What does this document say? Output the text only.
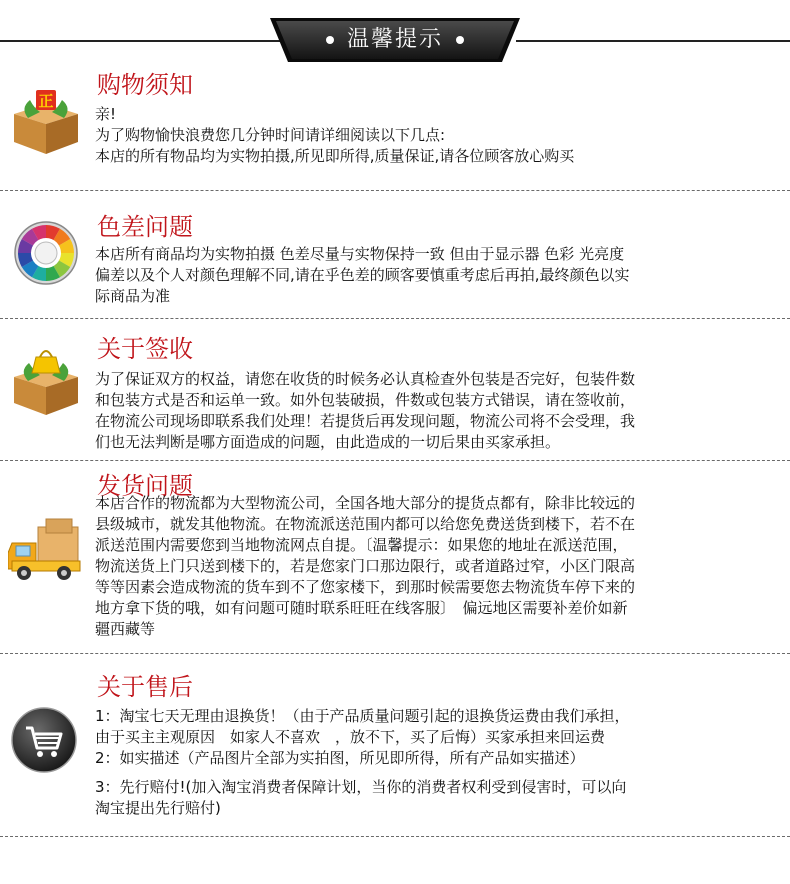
温馨提示
正
购物须知

亲!

为了购物愉快浪费您几分钟时间请详细阅读以下几点:

本店的所有物品均为实物拍摄,所见即所得,质量保证,请各位顾客放心购买

色差问题

本店所有商品均为实物拍摄 色差尽量与实物保持一致 但由于显示器 色彩 光亮度

偏差以及个人对颜色理解不同,请在乎色差的顾客要慎重考虑后再拍,最终颜色以实

际商品为准

关于签收

为了保证双方的权益，请您在收货的时候务必认真检查外包装是否完好，包装件数

和包装方式是否和运单一致。如外包装破损，件数或包装方式错误，请在签收前，

在物流公司现场即联系我们处理！若提货后再发现问题，物流公司将不会受理，我

们也无法判断是哪方面造成的问题，由此造成的一切后果由买家承担。

发货问题

本店合作的物流都为大型物流公司，全国各地大部分的提货点都有，除非比较远的

县级城市，就发其他物流。在物流派送范围内都可以给您免费送货到楼下，若不在

派送范围内需要您到当地物流网点自提。〔温馨提示：如果您的地址在派送范围，

物流送货上门只送到楼下的，若是您家门口那边限行，或者道路过窄，小区门限高

等等因素会造成物流的货车到不了您家楼下，到那时候需要您去物流货车停下来的

地方拿下货的哦，如有问题可随时联系旺旺在线客服〕　偏远地区需要补差价如新

疆西藏等

关于售后

1：淘宝七天无理由退换货！（由于产品质量问题引起的退换货运费由我们承担，

由于买主主观原因　如家人不喜欢　，放不下，买了后悔）买家承担来回运费

2：如实描述（产品图片全部为实拍图，所见即所得，所有产品如实描述）

3：先行赔付!(加入淘宝消费者保障计划，当你的消费者权利受到侵害时，可以向

淘宝提出先行赔付)
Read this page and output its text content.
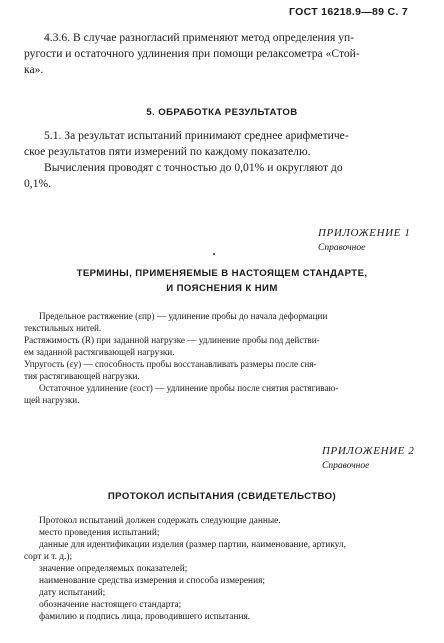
ГОСТ 16218.9—89 С. 7
4.3.6. В случае разногласий применяют метод определения уп-
ругости и остаточного удлинения при помощи релаксометра «Стой-
ка».
5. ОБРАБОТКА РЕЗУЛЬТАТОВ
5.1. За результат испытаний принимают среднее арифметиче-
ское результатов пяти измерений по каждому показателю.
Вычисления проводят с точностью до 0,01% и округляют до
0,1%.
ПРИЛОЖЕНИЕ 1
Справочное
ТЕРМИНЫ, ПРИМЕНЯЕМЫЕ В НАСТОЯЩЕМ СТАНДАРТЕ,
И ПОЯСНЕНИЯ К НИМ
Предельное растяжение (εпр) — удлинение пробы до начала деформации
текстильных нитей.
Растяжимость (R) при заданной нагрузке — удлинение пробы под действи-
ем заданной растягивающей нагрузки.
Упругость (εу) — способность пробы восстанавливать размеры после сня-
тия растягивающей нагрузки.
Остаточное удлинение (εост) — удлинение пробы после снятия растягиваю-
щей нагрузки.
ПРИЛОЖЕНИЕ 2
Справочное
ПРОТОКОЛ ИСПЫТАНИЯ (СВИДЕТЕЛЬСТВО)
Протокол испытаний должен содержать следующие данные.
место проведения испытаний;
данные для идентификации изделия (размер партии, наименование, артикул,
сорт и т. д.);
значение определяемых показателей;
наименование средства измерения и способа измерения;
дату испытаний;
обозначение настоящего стандарта;
фамилию и подпись лица, проводившего испытания.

AIM
Do not copy pictures. Restate exactly the lines from the one containing "Read this page and output its text content." through the last line of the records.

REPLY TO THE TASK
Read this page and output its text content.
ГОСТ 16218.9—89 С. 7
4.3.6. В случае разногласий применяют метод определения уп-
ругости и остаточного удлинения при помощи релаксометра «Стой-
ка».
5. ОБРАБОТКА РЕЗУЛЬТАТОВ
5.1. За результат испытаний принимают среднее арифметиче-
ское результатов пяти измерений по каждому показателю.
Вычисления проводят с точностью до 0,01% и округляют до
0,1%.
ПРИЛОЖЕНИЕ 1
Справочное
ТЕРМИНЫ, ПРИМЕНЯЕМЫЕ В НАСТОЯЩЕМ СТАНДАРТЕ,
И ПОЯСНЕНИЯ К НИМ
Предельное растяжение (εпр) — удлинение пробы до начала деформации
текстильных нитей.
Растяжимость (R) при заданной нагрузке — удлинение пробы под действи-
ем заданной растягивающей нагрузки.
Упругость (εу) — способность пробы восстанавливать размеры после сня-
тия растягивающей нагрузки.
Остаточное удлинение (εост) — удлинение пробы после снятия растягиваю-
щей нагрузки.
ПРИЛОЖЕНИЕ 2
Справочное
ПРОТОКОЛ ИСПЫТАНИЯ (СВИДЕТЕЛЬСТВО)
Протокол испытаний должен содержать следующие данные.
место проведения испытаний;
данные для идентификации изделия (размер партии, наименование, артикул,
сорт и т. д.);
значение определяемых показателей;
наименование средства измерения и способа измерения;
дату испытаний;
обозначение настоящего стандарта;
фамилию и подпись лица, проводившего испытания.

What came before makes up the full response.